begin Dataset excerpts

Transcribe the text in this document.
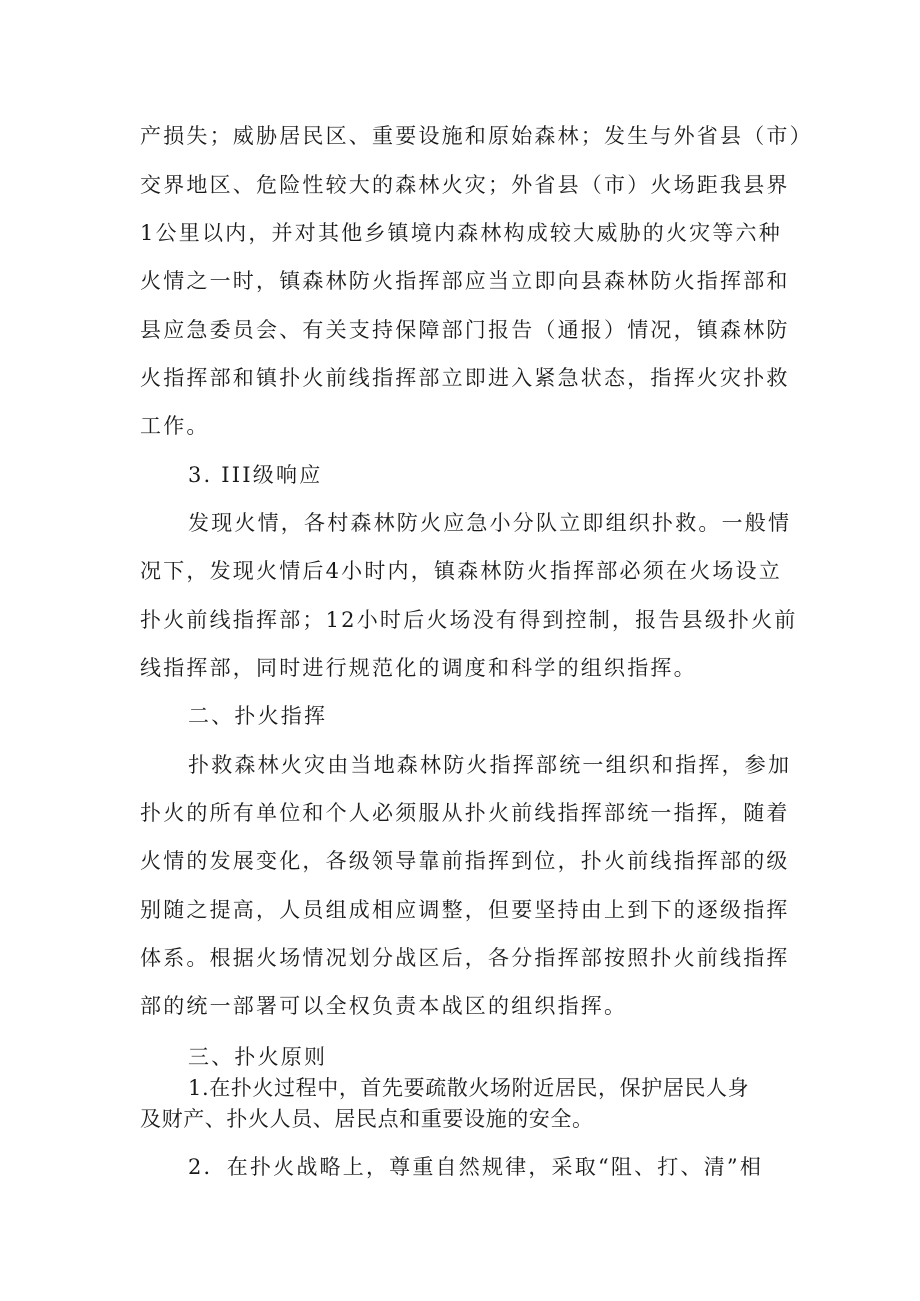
产损失；威胁居民区、重要设施和原始森林；发生与外省县（市）
交界地区、危险性较大的森林火灾；外省县（市）火场距我县界
1公里以内，并对其他乡镇境内森林构成较大威胁的火灾等六种
火情之一时，镇森林防火指挥部应当立即向县森林防火指挥部和
县应急委员会、有关支持保障部门报告（通报）情况，镇森林防
火指挥部和镇扑火前线指挥部立即进入紧急状态，指挥火灾扑救
工作。
3. III级响应
发现火情，各村森林防火应急小分队立即组织扑救。一般情
况下，发现火情后4小时内，镇森林防火指挥部必须在火场设立
扑火前线指挥部；12小时后火场没有得到控制，报告县级扑火前
线指挥部，同时进行规范化的调度和科学的组织指挥。
二、扑火指挥
扑救森林火灾由当地森林防火指挥部统一组织和指挥，参加
扑火的所有单位和个人必须服从扑火前线指挥部统一指挥，随着
火情的发展变化，各级领导靠前指挥到位，扑火前线指挥部的级
别随之提高，人员组成相应调整，但要坚持由上到下的逐级指挥
体系。根据火场情况划分战区后，各分指挥部按照扑火前线指挥
部的统一部署可以全权负责本战区的组织指挥。
三、扑火原则
1.在扑火过程中，首先要疏散火场附近居民，保护居民人身
及财产、扑火人员、居民点和重要设施的安全。
2．在扑火战略上，尊重自然规律，采取“阻、打、清”相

end Dataset excerpts

**Exercise prompt**
Make an exact copy of the whole listing, but don't bring over any pictures.

**Solution below**
Transcribe the text in this document.
产损失；威胁居民区、重要设施和原始森林；发生与外省县（市）
交界地区、危险性较大的森林火灾；外省县（市）火场距我县界
1公里以内，并对其他乡镇境内森林构成较大威胁的火灾等六种
火情之一时，镇森林防火指挥部应当立即向县森林防火指挥部和
县应急委员会、有关支持保障部门报告（通报）情况，镇森林防
火指挥部和镇扑火前线指挥部立即进入紧急状态，指挥火灾扑救
工作。
3. III级响应
发现火情，各村森林防火应急小分队立即组织扑救。一般情
况下，发现火情后4小时内，镇森林防火指挥部必须在火场设立
扑火前线指挥部；12小时后火场没有得到控制，报告县级扑火前
线指挥部，同时进行规范化的调度和科学的组织指挥。
二、扑火指挥
扑救森林火灾由当地森林防火指挥部统一组织和指挥，参加
扑火的所有单位和个人必须服从扑火前线指挥部统一指挥，随着
火情的发展变化，各级领导靠前指挥到位，扑火前线指挥部的级
别随之提高，人员组成相应调整，但要坚持由上到下的逐级指挥
体系。根据火场情况划分战区后，各分指挥部按照扑火前线指挥
部的统一部署可以全权负责本战区的组织指挥。
三、扑火原则
1.在扑火过程中，首先要疏散火场附近居民，保护居民人身
及财产、扑火人员、居民点和重要设施的安全。
2．在扑火战略上，尊重自然规律，采取“阻、打、清”相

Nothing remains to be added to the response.